What the task requires: Output the data below exactly. Leave nothing out.

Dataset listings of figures
======
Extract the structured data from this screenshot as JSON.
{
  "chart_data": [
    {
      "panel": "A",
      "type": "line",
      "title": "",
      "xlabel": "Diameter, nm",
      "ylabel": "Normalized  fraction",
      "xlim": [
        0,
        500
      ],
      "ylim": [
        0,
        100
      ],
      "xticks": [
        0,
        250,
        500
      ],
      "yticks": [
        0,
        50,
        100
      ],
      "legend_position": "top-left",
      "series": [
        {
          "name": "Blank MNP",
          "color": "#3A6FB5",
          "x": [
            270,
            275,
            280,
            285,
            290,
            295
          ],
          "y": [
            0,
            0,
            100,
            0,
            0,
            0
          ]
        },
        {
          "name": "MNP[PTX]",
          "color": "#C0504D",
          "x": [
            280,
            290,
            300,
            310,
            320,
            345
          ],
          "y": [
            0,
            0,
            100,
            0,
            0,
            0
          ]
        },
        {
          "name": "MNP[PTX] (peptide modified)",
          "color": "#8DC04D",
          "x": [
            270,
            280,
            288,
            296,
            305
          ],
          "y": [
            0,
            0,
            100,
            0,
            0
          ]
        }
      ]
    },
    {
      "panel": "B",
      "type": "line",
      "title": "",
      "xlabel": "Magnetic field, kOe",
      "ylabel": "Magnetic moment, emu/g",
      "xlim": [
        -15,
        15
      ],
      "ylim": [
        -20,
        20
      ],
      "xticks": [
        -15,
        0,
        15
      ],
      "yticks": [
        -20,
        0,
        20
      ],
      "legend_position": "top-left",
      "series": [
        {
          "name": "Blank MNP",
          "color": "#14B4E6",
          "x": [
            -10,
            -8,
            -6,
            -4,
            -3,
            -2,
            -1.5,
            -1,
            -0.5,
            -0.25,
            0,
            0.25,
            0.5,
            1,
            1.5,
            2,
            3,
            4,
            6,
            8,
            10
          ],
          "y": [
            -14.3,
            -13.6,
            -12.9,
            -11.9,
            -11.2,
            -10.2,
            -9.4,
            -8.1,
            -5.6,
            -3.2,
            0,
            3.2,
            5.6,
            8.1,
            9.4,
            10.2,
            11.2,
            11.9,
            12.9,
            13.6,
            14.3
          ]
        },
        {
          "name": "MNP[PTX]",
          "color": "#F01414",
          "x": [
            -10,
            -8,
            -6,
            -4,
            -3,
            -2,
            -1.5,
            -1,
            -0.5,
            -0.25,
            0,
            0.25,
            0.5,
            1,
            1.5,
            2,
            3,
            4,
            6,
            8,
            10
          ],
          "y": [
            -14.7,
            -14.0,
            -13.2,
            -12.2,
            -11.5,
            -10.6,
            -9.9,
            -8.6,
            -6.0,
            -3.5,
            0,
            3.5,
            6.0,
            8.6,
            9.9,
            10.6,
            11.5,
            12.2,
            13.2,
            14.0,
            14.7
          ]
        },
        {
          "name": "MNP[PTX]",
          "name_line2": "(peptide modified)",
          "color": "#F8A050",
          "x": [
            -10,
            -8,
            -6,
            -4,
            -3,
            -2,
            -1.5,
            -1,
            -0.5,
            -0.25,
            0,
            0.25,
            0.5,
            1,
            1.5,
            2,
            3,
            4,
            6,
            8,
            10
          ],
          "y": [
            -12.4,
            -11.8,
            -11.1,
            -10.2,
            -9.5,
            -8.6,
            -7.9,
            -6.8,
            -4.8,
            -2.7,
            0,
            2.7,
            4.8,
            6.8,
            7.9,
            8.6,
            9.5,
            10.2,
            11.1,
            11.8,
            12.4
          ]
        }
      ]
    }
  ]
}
======
Answer to this problem:
Extract the structured data from this screenshot as JSON.
{
  "chart_data": [
    {
      "panel": "A",
      "type": "line",
      "title": "",
      "xlabel": "Diameter, nm",
      "ylabel": "Normalized  fraction",
      "xlim": [
        0,
        500
      ],
      "ylim": [
        0,
        100
      ],
      "xticks": [
        0,
        250,
        500
      ],
      "yticks": [
        0,
        50,
        100
      ],
      "legend_position": "top-left",
      "series": [
        {
          "name": "Blank MNP",
          "color": "#3A6FB5",
          "x": [
            270,
            275,
            280,
            285,
            290,
            295
          ],
          "y": [
            0,
            0,
            100,
            0,
            0,
            0
          ]
        },
        {
          "name": "MNP[PTX]",
          "color": "#C0504D",
          "x": [
            280,
            290,
            300,
            310,
            320,
            345
          ],
          "y": [
            0,
            0,
            100,
            0,
            0,
            0
          ]
        },
        {
          "name": "MNP[PTX] (peptide modified)",
          "color": "#8DC04D",
          "x": [
            270,
            280,
            288,
            296,
            305
          ],
          "y": [
            0,
            0,
            100,
            0,
            0
          ]
        }
      ]
    },
    {
      "panel": "B",
      "type": "line",
      "title": "",
      "xlabel": "Magnetic field, kOe",
      "ylabel": "Magnetic moment, emu/g",
      "xlim": [
        -15,
        15
      ],
      "ylim": [
        -20,
        20
      ],
      "xticks": [
        -15,
        0,
        15
      ],
      "yticks": [
        -20,
        0,
        20
      ],
      "legend_position": "top-left",
      "series": [
        {
          "name": "Blank MNP",
          "color": "#14B4E6",
          "x": [
            -10,
            -8,
            -6,
            -4,
            -3,
            -2,
            -1.5,
            -1,
            -0.5,
            -0.25,
            0,
            0.25,
            0.5,
            1,
            1.5,
            2,
            3,
            4,
            6,
            8,
            10
          ],
          "y": [
            -14.3,
            -13.6,
            -12.9,
            -11.9,
            -11.2,
            -10.2,
            -9.4,
            -8.1,
            -5.6,
            -3.2,
            0,
            3.2,
            5.6,
            8.1,
            9.4,
            10.2,
            11.2,
            11.9,
            12.9,
            13.6,
            14.3
          ]
        },
        {
          "name": "MNP[PTX]",
          "color": "#F01414",
          "x": [
            -10,
            -8,
            -6,
            -4,
            -3,
            -2,
            -1.5,
            -1,
            -0.5,
            -0.25,
            0,
            0.25,
            0.5,
            1,
            1.5,
            2,
            3,
            4,
            6,
            8,
            10
          ],
          "y": [
            -14.7,
            -14.0,
            -13.2,
            -12.2,
            -11.5,
            -10.6,
            -9.9,
            -8.6,
            -6.0,
            -3.5,
            0,
            3.5,
            6.0,
            8.6,
            9.9,
            10.6,
            11.5,
            12.2,
            13.2,
            14.0,
            14.7
          ]
        },
        {
          "name": "MNP[PTX]",
          "name_line2": "(peptide modified)",
          "color": "#F8A050",
          "x": [
            -10,
            -8,
            -6,
            -4,
            -3,
            -2,
            -1.5,
            -1,
            -0.5,
            -0.25,
            0,
            0.25,
            0.5,
            1,
            1.5,
            2,
            3,
            4,
            6,
            8,
            10
          ],
          "y": [
            -12.4,
            -11.8,
            -11.1,
            -10.2,
            -9.5,
            -8.6,
            -7.9,
            -6.8,
            -4.8,
            -2.7,
            0,
            2.7,
            4.8,
            6.8,
            7.9,
            8.6,
            9.5,
            10.2,
            11.1,
            11.8,
            12.4
          ]
        }
      ]
    }
  ]
}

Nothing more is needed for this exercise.